→ **Dataset excerpts**:
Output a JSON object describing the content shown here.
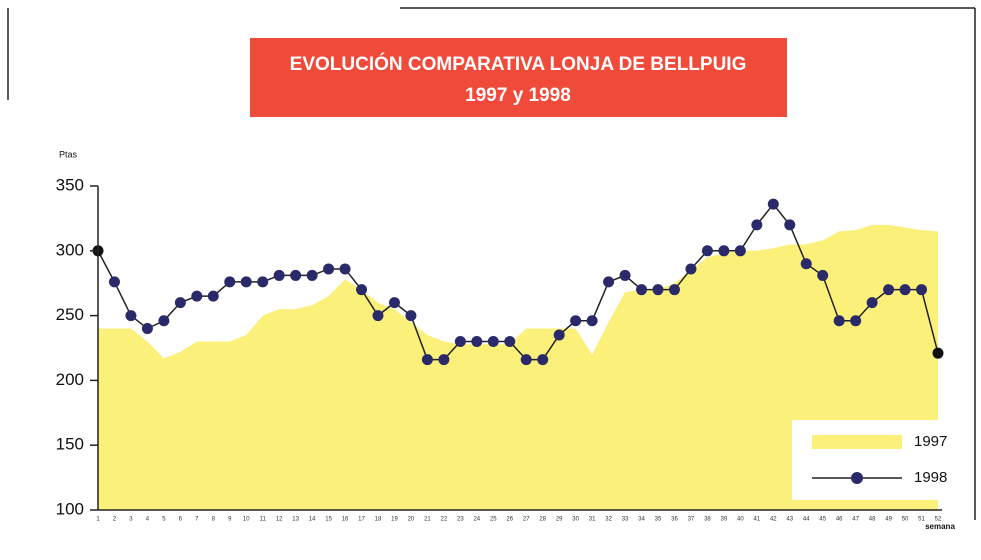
{
  "chart_data": {
    "type": "line",
    "title": "EVOLUCIÓN COMPARATIVA LONJA DE BELLPUIG",
    "subtitle": "1997 y 1998",
    "y_label": "Ptas",
    "x_label": "semana",
    "categories": [
      "1",
      "2",
      "3",
      "4",
      "5",
      "6",
      "7",
      "8",
      "9",
      "10",
      "11",
      "12",
      "13",
      "14",
      "15",
      "16",
      "17",
      "18",
      "19",
      "20",
      "21",
      "22",
      "23",
      "24",
      "25",
      "26",
      "27",
      "28",
      "29",
      "30",
      "31",
      "32",
      "33",
      "34",
      "35",
      "36",
      "37",
      "38",
      "39",
      "40",
      "41",
      "42",
      "43",
      "44",
      "45",
      "46",
      "47",
      "48",
      "49",
      "50",
      "51",
      "52"
    ],
    "series": [
      {
        "name": "1997",
        "type": "area",
        "color": "#fbf07a",
        "values": [
          240,
          240,
          240,
          230,
          217,
          222,
          230,
          230,
          230,
          235,
          250,
          255,
          255,
          258,
          265,
          278,
          270,
          260,
          255,
          245,
          235,
          230,
          228,
          228,
          228,
          228,
          240,
          240,
          240,
          240,
          220,
          245,
          268,
          270,
          270,
          275,
          285,
          295,
          298,
          300,
          300,
          302,
          305,
          305,
          308,
          315,
          316,
          320,
          320,
          318,
          316,
          315
        ]
      },
      {
        "name": "1998",
        "type": "line",
        "color": "#2a2a6a",
        "values": [
          300,
          276,
          250,
          240,
          246,
          260,
          265,
          265,
          276,
          276,
          276,
          281,
          281,
          281,
          286,
          286,
          270,
          250,
          260,
          250,
          216,
          216,
          230,
          230,
          230,
          230,
          216,
          216,
          235,
          246,
          246,
          276,
          281,
          270,
          270,
          270,
          286,
          300,
          300,
          300,
          320,
          336,
          320,
          290,
          281,
          246,
          246,
          260,
          270,
          270,
          270,
          221
        ]
      }
    ],
    "ylim": [
      100,
      350
    ],
    "yticks": [
      100,
      150,
      200,
      250,
      300,
      350
    ],
    "grid": false,
    "legend": "lower right"
  }
}
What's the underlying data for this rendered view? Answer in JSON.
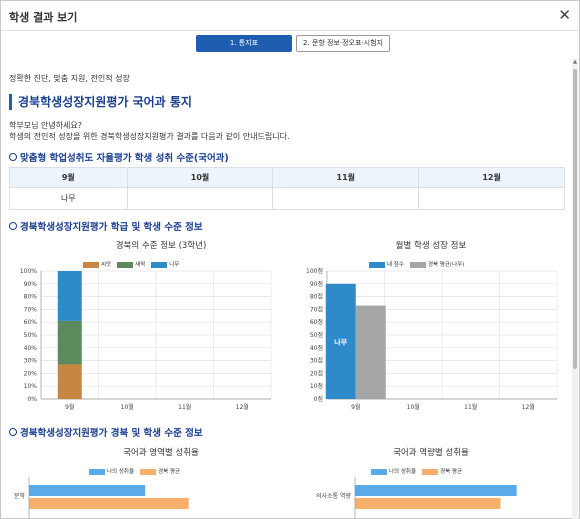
{
  "window": {
    "title": "학생 결과 보기",
    "close_glyph": "✕"
  },
  "tabs": [
    {
      "label": "1. 통지표",
      "active": true
    },
    {
      "label": "2. 문항 정보·정오표·시험지",
      "active": false
    }
  ],
  "page": {
    "subtitle": "정확한 진단, 맞춤 지원, 전인적 성장",
    "title": "경북학생성장지원평가 국어과 통지",
    "greeting1": "학부모님 안녕하세요?",
    "greeting2": "학생의 전인적 성장을 위한 경북학생성장지원평가 결과를 다음과 같이 안내드립니다."
  },
  "section1": {
    "title": "맞춤형 학업성취도 자율평가 학생 성취 수준(국어과)",
    "headers": [
      "9월",
      "10월",
      "11월",
      "12월"
    ],
    "values": [
      "나무",
      "",
      "",
      ""
    ]
  },
  "section2": {
    "title": "경북학생성장지원평가 학급 및 학생 수준 정보"
  },
  "section3": {
    "title": "경북학생성장지원평가 경북 및 학생 수준 정보"
  },
  "colors": {
    "accent": "#1e5db0",
    "blue": "#2f8ac9",
    "green": "#5c8a5c",
    "brown": "#c98542",
    "gray": "#a6a6a6",
    "light_blue": "#5aaaea",
    "orange": "#f7b06b"
  },
  "chart_data": [
    {
      "type": "bar",
      "stacked": true,
      "title": "경북의 수준 정보 (3학년)",
      "categories": [
        "9월",
        "10월",
        "11월",
        "12월"
      ],
      "series": [
        {
          "name": "씨앗",
          "values": [
            27,
            0,
            0,
            0
          ],
          "color": "#c98542"
        },
        {
          "name": "새싹",
          "values": [
            34,
            0,
            0,
            0
          ],
          "color": "#5c8a5c"
        },
        {
          "name": "나무",
          "values": [
            39,
            0,
            0,
            0
          ],
          "color": "#2f8ac9"
        }
      ],
      "yticks": [
        "0%",
        "10%",
        "20%",
        "30%",
        "40%",
        "50%",
        "60%",
        "70%",
        "80%",
        "90%",
        "100%"
      ],
      "ylim": [
        0,
        100
      ],
      "legend": "top"
    },
    {
      "type": "bar",
      "title": "월별 학생 성장 정보",
      "categories": [
        "9월",
        "10월",
        "11월",
        "12월"
      ],
      "series": [
        {
          "name": "내 점수",
          "values": [
            90,
            null,
            null,
            null
          ],
          "color": "#2f8ac9",
          "labels": [
            "나무",
            "",
            "",
            ""
          ]
        },
        {
          "name": "경북 평균(나무)",
          "values": [
            73,
            null,
            null,
            null
          ],
          "color": "#a6a6a6"
        }
      ],
      "yticks": [
        "0점",
        "10점",
        "20점",
        "30점",
        "40점",
        "50점",
        "60점",
        "70점",
        "80점",
        "90점",
        "100점"
      ],
      "ylim": [
        0,
        100
      ],
      "legend": "top"
    },
    {
      "type": "bar",
      "orientation": "horizontal",
      "title": "국어과 영역별 성취율",
      "categories": [
        "문학"
      ],
      "series": [
        {
          "name": "나의 성취율",
          "values": [
            48
          ],
          "color": "#5aaaea"
        },
        {
          "name": "경북 평균",
          "values": [
            66
          ],
          "color": "#f7b06b"
        }
      ],
      "xlim": [
        0,
        100
      ],
      "legend": "top"
    },
    {
      "type": "bar",
      "orientation": "horizontal",
      "title": "국어과 역량별 성취율",
      "categories": [
        "의사소통 역량"
      ],
      "series": [
        {
          "name": "나의 성취율",
          "values": [
            80
          ],
          "color": "#5aaaea"
        },
        {
          "name": "경북 평균",
          "values": [
            72
          ],
          "color": "#f7b06b"
        }
      ],
      "xlim": [
        0,
        100
      ],
      "legend": "top"
    }
  ]
}
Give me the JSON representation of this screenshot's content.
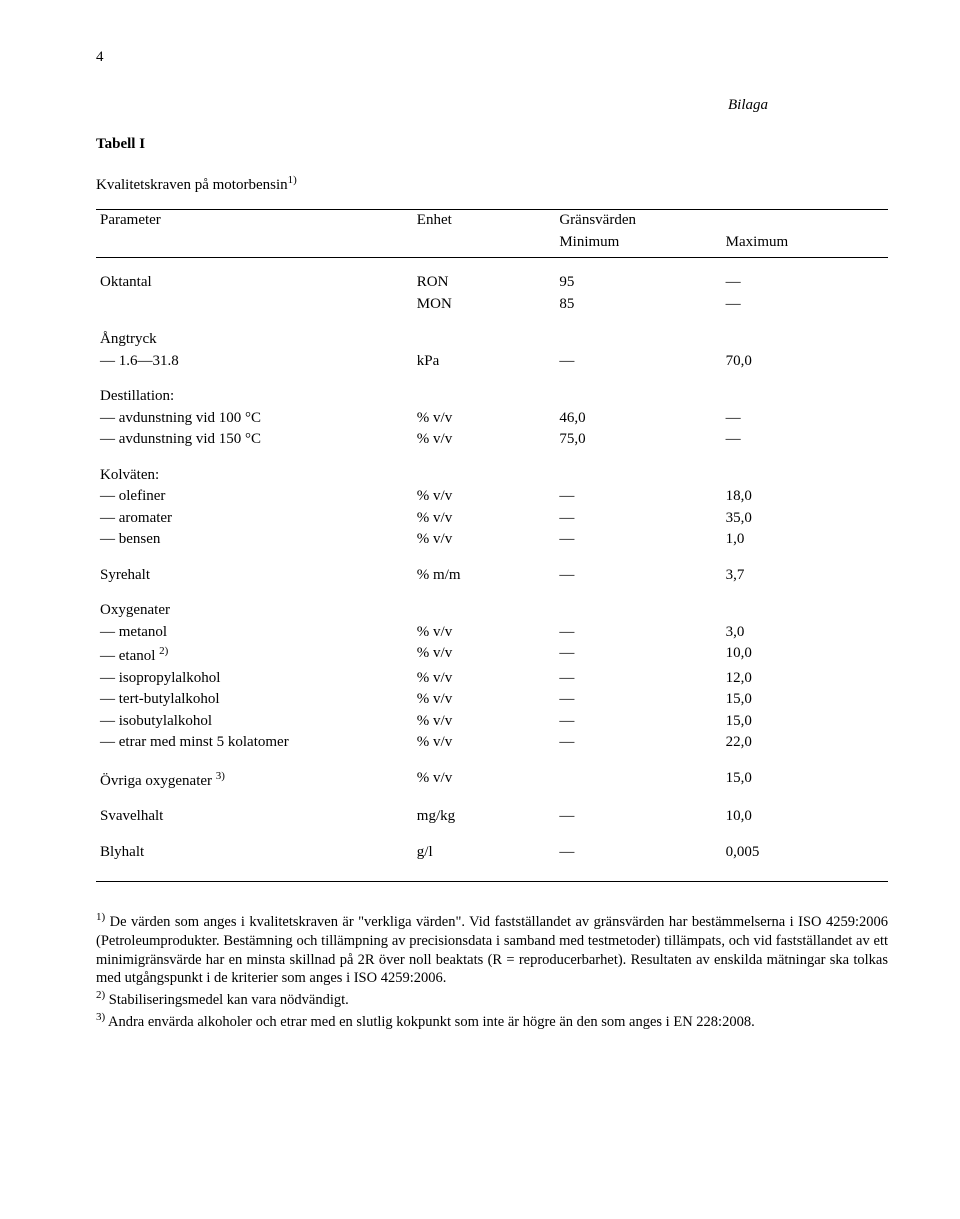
{
  "page_number": "4",
  "bilaga": "Bilaga",
  "table_label": "Tabell I",
  "subtitle_text": "Kvalitetskraven på motorbensin",
  "subtitle_sup": "1)",
  "headers": {
    "param": "Parameter",
    "unit": "Enhet",
    "limits": "Gränsvärden",
    "min": "Minimum",
    "max": "Maximum"
  },
  "rows": {
    "oktantal_label": "Oktantal",
    "ron": {
      "unit": "RON",
      "min": "95",
      "max": "—"
    },
    "mon": {
      "unit": "MON",
      "min": "85",
      "max": "—"
    },
    "angtryck_label": "Ångtryck",
    "angtryck": {
      "label": "1.6—31.8",
      "unit": "kPa",
      "min": "—",
      "max": "70,0"
    },
    "destillation_label": "Destillation:",
    "dest100": {
      "label": "avdunstning vid 100 °C",
      "unit": "% v/v",
      "min": "46,0",
      "max": "—"
    },
    "dest150": {
      "label": "avdunstning vid 150 °C",
      "unit": "% v/v",
      "min": "75,0",
      "max": "—"
    },
    "kolvaten_label": "Kolväten:",
    "olefiner": {
      "label": "olefiner",
      "unit": "% v/v",
      "min": "—",
      "max": "18,0"
    },
    "aromater": {
      "label": "aromater",
      "unit": "% v/v",
      "min": "—",
      "max": "35,0"
    },
    "bensen": {
      "label": "bensen",
      "unit": "% v/v",
      "min": "—",
      "max": "1,0"
    },
    "syrehalt": {
      "label": "Syrehalt",
      "unit": "% m/m",
      "min": "—",
      "max": "3,7"
    },
    "oxygenater_label": "Oxygenater",
    "metanol": {
      "label": "metanol",
      "unit": "% v/v",
      "min": "—",
      "max": "3,0"
    },
    "etanol": {
      "label": "etanol",
      "sup": "2)",
      "unit": "% v/v",
      "min": "—",
      "max": "10,0"
    },
    "isoprop": {
      "label": "isopropylalkohol",
      "unit": "% v/v",
      "min": "—",
      "max": "12,0"
    },
    "tertbut": {
      "label": "tert-butylalkohol",
      "unit": "% v/v",
      "min": "—",
      "max": "15,0"
    },
    "isobut": {
      "label": "isobutylalkohol",
      "unit": "% v/v",
      "min": "—",
      "max": "15,0"
    },
    "etrar": {
      "label": "etrar med minst 5 kolatomer",
      "unit": "% v/v",
      "min": "—",
      "max": "22,0"
    },
    "ovriga": {
      "label": "Övriga oxygenater",
      "sup": "3)",
      "unit": "% v/v",
      "min": "",
      "max": "15,0"
    },
    "svavel": {
      "label": "Svavelhalt",
      "unit": "mg/kg",
      "min": "—",
      "max": "10,0"
    },
    "bly": {
      "label": "Blyhalt",
      "unit": "g/l",
      "min": "—",
      "max": "0,005"
    }
  },
  "footnotes": {
    "f1_sup": "1)",
    "f1": " De värden som anges i kvalitetskraven är \"verkliga värden\". Vid fastställandet av gränsvärden har bestämmelserna i ISO 4259:2006 (Petroleumprodukter. Bestämning och tillämpning av precisionsdata i samband med testmetoder) tillämpats, och vid fastställandet av ett minimigränsvärde har en minsta skillnad på 2R över noll beaktats (R = reproducerbarhet). Resultaten av enskilda mätningar ska tolkas med utgångspunkt i de kriterier som anges i ISO 4259:2006.",
    "f2_sup": "2)",
    "f2": " Stabiliseringsmedel kan vara nödvändigt.",
    "f3_sup": "3)",
    "f3": " Andra envärda alkoholer och etrar med en slutlig kokpunkt som inte är högre än den som anges i EN 228:2008."
  }
}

→ **Exercise task**: From the entries above, copy each line holding "name".

→ **Result of this task**:
        "name": "1997",
        "name": "1998",
          "name": "씨앗",
          "name": "새싹",
          "name": "나무",
          "name": "내 점수",
          "name": "경북 평균(나무)",
          "name": "나의 성취율",
          "name": "경북 평균",
          "name": "나의 성취율",
          "name": "경북 평균",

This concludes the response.